Instructions for the task:
In the material below, find every line with "Model" and pull it out.

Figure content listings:
◆ ◆ ◆

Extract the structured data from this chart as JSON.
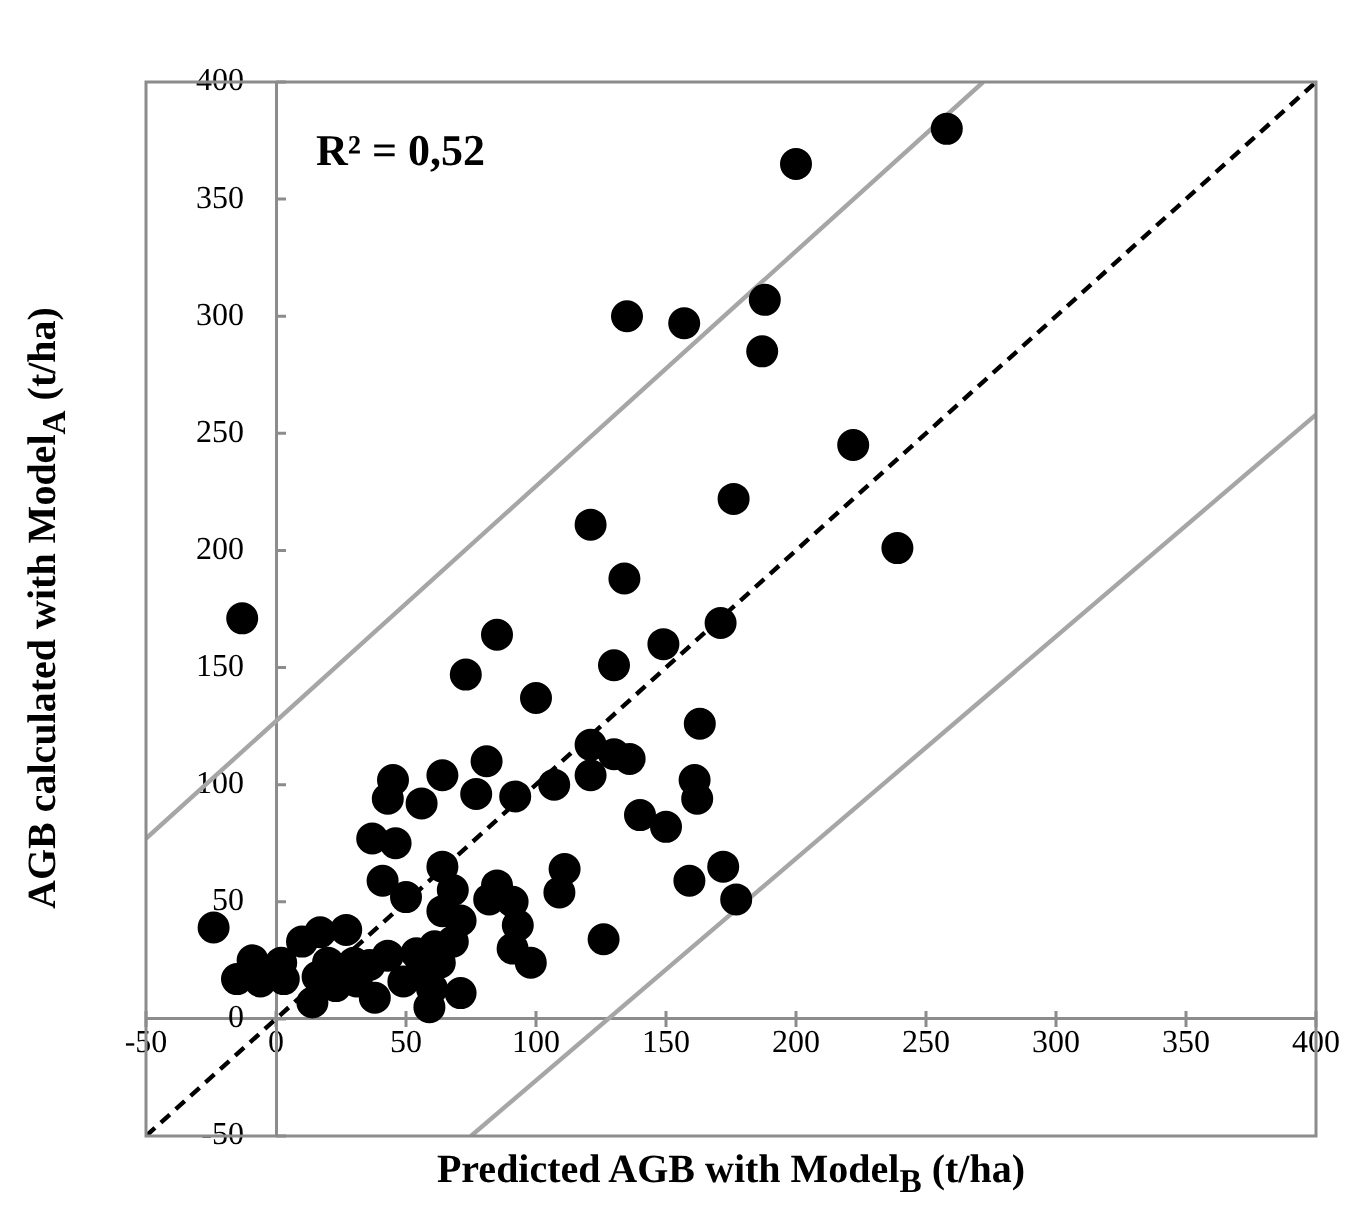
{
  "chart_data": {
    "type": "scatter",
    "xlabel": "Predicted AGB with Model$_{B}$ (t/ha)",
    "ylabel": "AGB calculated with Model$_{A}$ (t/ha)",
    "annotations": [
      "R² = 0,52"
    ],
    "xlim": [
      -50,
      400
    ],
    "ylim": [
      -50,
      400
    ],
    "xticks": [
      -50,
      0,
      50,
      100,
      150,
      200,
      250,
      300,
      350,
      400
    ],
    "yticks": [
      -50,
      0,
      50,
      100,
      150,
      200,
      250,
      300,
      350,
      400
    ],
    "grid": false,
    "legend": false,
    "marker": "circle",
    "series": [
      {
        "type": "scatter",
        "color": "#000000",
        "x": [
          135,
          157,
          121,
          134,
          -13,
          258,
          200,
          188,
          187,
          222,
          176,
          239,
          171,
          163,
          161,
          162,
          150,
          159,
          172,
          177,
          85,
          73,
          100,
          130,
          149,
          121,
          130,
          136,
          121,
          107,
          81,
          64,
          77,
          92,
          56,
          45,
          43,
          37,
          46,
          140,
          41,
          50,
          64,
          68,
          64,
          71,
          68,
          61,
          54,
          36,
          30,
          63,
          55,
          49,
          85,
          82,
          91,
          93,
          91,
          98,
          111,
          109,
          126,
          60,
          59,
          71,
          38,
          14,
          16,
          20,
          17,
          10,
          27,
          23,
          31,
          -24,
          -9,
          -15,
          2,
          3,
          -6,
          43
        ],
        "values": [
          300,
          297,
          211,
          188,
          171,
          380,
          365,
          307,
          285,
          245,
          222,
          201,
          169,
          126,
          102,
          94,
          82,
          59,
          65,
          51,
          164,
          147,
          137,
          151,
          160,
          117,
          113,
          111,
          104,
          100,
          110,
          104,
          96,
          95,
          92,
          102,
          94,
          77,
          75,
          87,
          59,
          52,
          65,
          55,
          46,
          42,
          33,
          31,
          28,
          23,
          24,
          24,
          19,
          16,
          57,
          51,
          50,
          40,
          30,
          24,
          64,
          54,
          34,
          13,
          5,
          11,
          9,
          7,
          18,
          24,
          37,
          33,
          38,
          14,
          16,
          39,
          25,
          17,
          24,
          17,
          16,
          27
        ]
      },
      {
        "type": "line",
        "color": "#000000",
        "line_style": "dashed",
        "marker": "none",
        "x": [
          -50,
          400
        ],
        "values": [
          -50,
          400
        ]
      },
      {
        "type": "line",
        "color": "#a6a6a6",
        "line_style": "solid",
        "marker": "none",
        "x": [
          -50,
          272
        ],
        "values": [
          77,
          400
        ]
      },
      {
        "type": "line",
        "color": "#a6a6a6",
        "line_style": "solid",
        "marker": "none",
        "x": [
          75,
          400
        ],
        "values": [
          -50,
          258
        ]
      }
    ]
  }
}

◆ ◆ ◆

Solution to this task:
    "xlabel": "Predicted AGB with Model$_{B}$ (t/ha)",
    "ylabel": "AGB calculated with Model$_{A}$ (t/ha)",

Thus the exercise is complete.